:: Figure record extracts ::
******************************

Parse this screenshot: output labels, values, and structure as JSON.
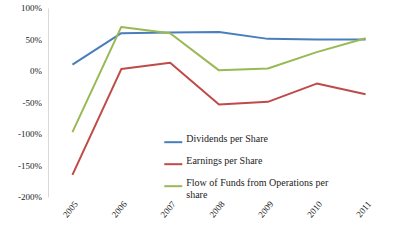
{
  "chart_data": {
    "type": "line",
    "categories": [
      "2005",
      "2006",
      "2007",
      "2008",
      "2009",
      "2010",
      "2011"
    ],
    "series": [
      {
        "name": "Dividends per Share",
        "color": "#4a7ebb",
        "values": [
          10,
          60,
          61,
          62,
          51,
          50,
          50
        ]
      },
      {
        "name": "Earnings per Share",
        "color": "#be4b48",
        "values": [
          -165,
          3,
          13,
          -53,
          -49,
          -20,
          -37
        ]
      },
      {
        "name": "Flow of Funds from Operations per share",
        "color": "#98b954",
        "values": [
          -97,
          70,
          60,
          1,
          4,
          30,
          52
        ]
      }
    ],
    "ylim": [
      -200,
      100
    ],
    "yticks": [
      {
        "value": -200,
        "label": "-200%"
      },
      {
        "value": -150,
        "label": "-150%"
      },
      {
        "value": -100,
        "label": "-100%"
      },
      {
        "value": -50,
        "label": "-50%"
      },
      {
        "value": 0,
        "label": "0%"
      },
      {
        "value": 50,
        "label": "50%"
      },
      {
        "value": 100,
        "label": "100%"
      }
    ],
    "grid": false,
    "legend": "center"
  }
}
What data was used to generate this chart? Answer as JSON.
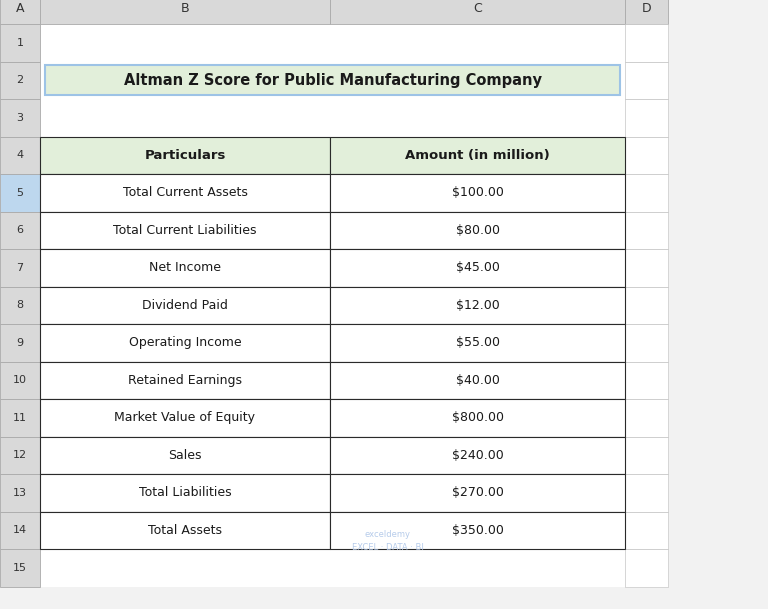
{
  "title": "Altman Z Score for Public Manufacturing Company",
  "title_bg_color": "#e2efda",
  "title_border_color": "#9dc3e6",
  "header_bg_color": "#e2efda",
  "header_border_color": "#4a4a4a",
  "cell_bg_color": "#ffffff",
  "cell_border_color": "#2a2a2a",
  "col_headers": [
    "Particulars",
    "Amount (in million)"
  ],
  "rows": [
    [
      "Total Current Assets",
      "$100.00"
    ],
    [
      "Total Current Liabilities",
      "$80.00"
    ],
    [
      "Net Income",
      "$45.00"
    ],
    [
      "Dividend Paid",
      "$12.00"
    ],
    [
      "Operating Income",
      "$55.00"
    ],
    [
      "Retained Earnings",
      "$40.00"
    ],
    [
      "Market Value of Equity",
      "$800.00"
    ],
    [
      "Sales",
      "$240.00"
    ],
    [
      "Total Liabilities",
      "$270.00"
    ],
    [
      "Total Assets",
      "$350.00"
    ]
  ],
  "excel_bg": "#f2f2f2",
  "excel_header_bg": "#d9d9d9",
  "col_labels": [
    "A",
    "B",
    "C",
    "D"
  ],
  "row_labels": [
    "1",
    "2",
    "3",
    "4",
    "5",
    "6",
    "7",
    "8",
    "9",
    "10",
    "11",
    "12",
    "13",
    "14",
    "15"
  ],
  "watermark_text": "exceldemy\nEXCEL · DATA · BI",
  "watermark_color": "#aec6e8",
  "highlighted_row_idx": 4
}
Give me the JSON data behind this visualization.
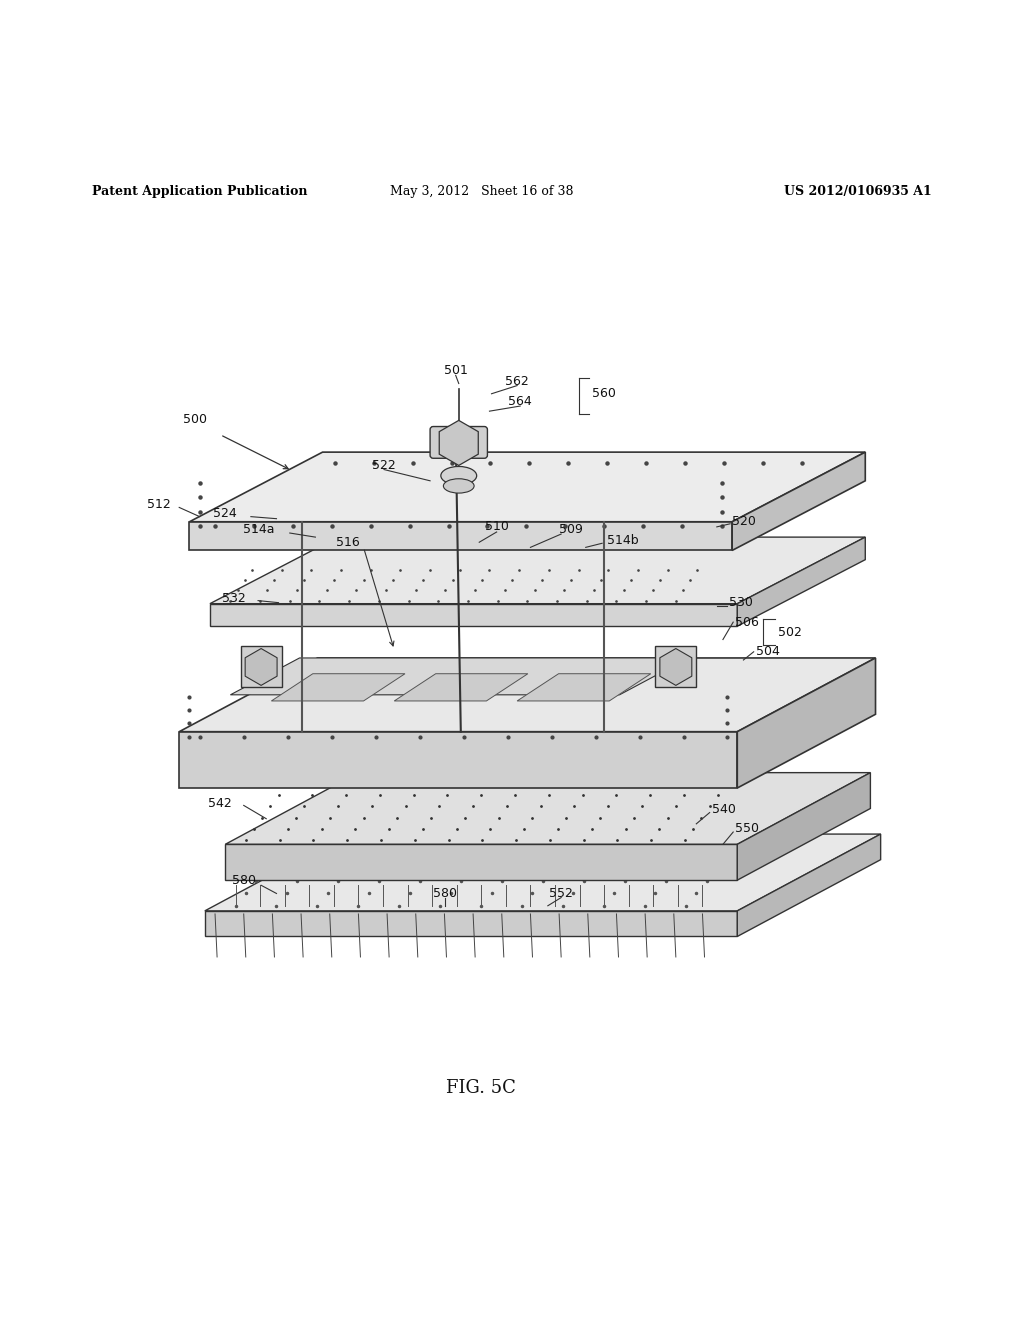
{
  "background_color": "#ffffff",
  "header_left": "Patent Application Publication",
  "header_center": "May 3, 2012   Sheet 16 of 38",
  "header_right": "US 2012/0106935 A1",
  "figure_label": "FIG. 5C"
}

******************************

:: Problem details ::
Above are records to transcribe exactly; leave their pictures out.

:: Solution to this problem ::
Parse this screenshot: output labels, values, and structure as JSON.
{
  "chart_data": {
    "type": "line",
    "categories": [
      "2005",
      "2006",
      "2007",
      "2008",
      "2009",
      "2010",
      "2011"
    ],
    "series": [
      {
        "name": "Dividends per Share",
        "color": "#4a7ebb",
        "values": [
          10,
          60,
          61,
          62,
          51,
          50,
          50
        ]
      },
      {
        "name": "Earnings per Share",
        "color": "#be4b48",
        "values": [
          -165,
          3,
          13,
          -53,
          -49,
          -20,
          -37
        ]
      },
      {
        "name": "Flow of Funds from Operations per share",
        "color": "#98b954",
        "values": [
          -97,
          70,
          60,
          1,
          4,
          30,
          52
        ]
      }
    ],
    "ylim": [
      -200,
      100
    ],
    "yticks": [
      {
        "value": -200,
        "label": "-200%"
      },
      {
        "value": -150,
        "label": "-150%"
      },
      {
        "value": -100,
        "label": "-100%"
      },
      {
        "value": -50,
        "label": "-50%"
      },
      {
        "value": 0,
        "label": "0%"
      },
      {
        "value": 50,
        "label": "50%"
      },
      {
        "value": 100,
        "label": "100%"
      }
    ],
    "grid": false,
    "legend": "center"
  }
}
What data was used to generate this chart? Answer as JSON.
{
  "title": "Altman Z Score for Public Manufacturing Company",
  "title_bg_color": "#e2efda",
  "title_border_color": "#9dc3e6",
  "header_bg_color": "#e2efda",
  "header_border_color": "#4a4a4a",
  "cell_bg_color": "#ffffff",
  "cell_border_color": "#2a2a2a",
  "col_headers": [
    "Particulars",
    "Amount (in million)"
  ],
  "rows": [
    [
      "Total Current Assets",
      "$100.00"
    ],
    [
      "Total Current Liabilities",
      "$80.00"
    ],
    [
      "Net Income",
      "$45.00"
    ],
    [
      "Dividend Paid",
      "$12.00"
    ],
    [
      "Operating Income",
      "$55.00"
    ],
    [
      "Retained Earnings",
      "$40.00"
    ],
    [
      "Market Value of Equity",
      "$800.00"
    ],
    [
      "Sales",
      "$240.00"
    ],
    [
      "Total Liabilities",
      "$270.00"
    ],
    [
      "Total Assets",
      "$350.00"
    ]
  ],
  "excel_bg": "#f2f2f2",
  "excel_header_bg": "#d9d9d9",
  "col_labels": [
    "A",
    "B",
    "C",
    "D"
  ],
  "row_labels": [
    "1",
    "2",
    "3",
    "4",
    "5",
    "6",
    "7",
    "8",
    "9",
    "10",
    "11",
    "12",
    "13",
    "14",
    "15"
  ],
  "watermark_text": "exceldemy\nEXCEL · DATA · BI",
  "watermark_color": "#aec6e8",
  "highlighted_row_idx": 4
}
Give me the JSON data behind this visualization.
{
  "background_color": "#ffffff",
  "header_left": "Patent Application Publication",
  "header_center": "May 3, 2012   Sheet 16 of 38",
  "header_right": "US 2012/0106935 A1",
  "figure_label": "FIG. 5C"
}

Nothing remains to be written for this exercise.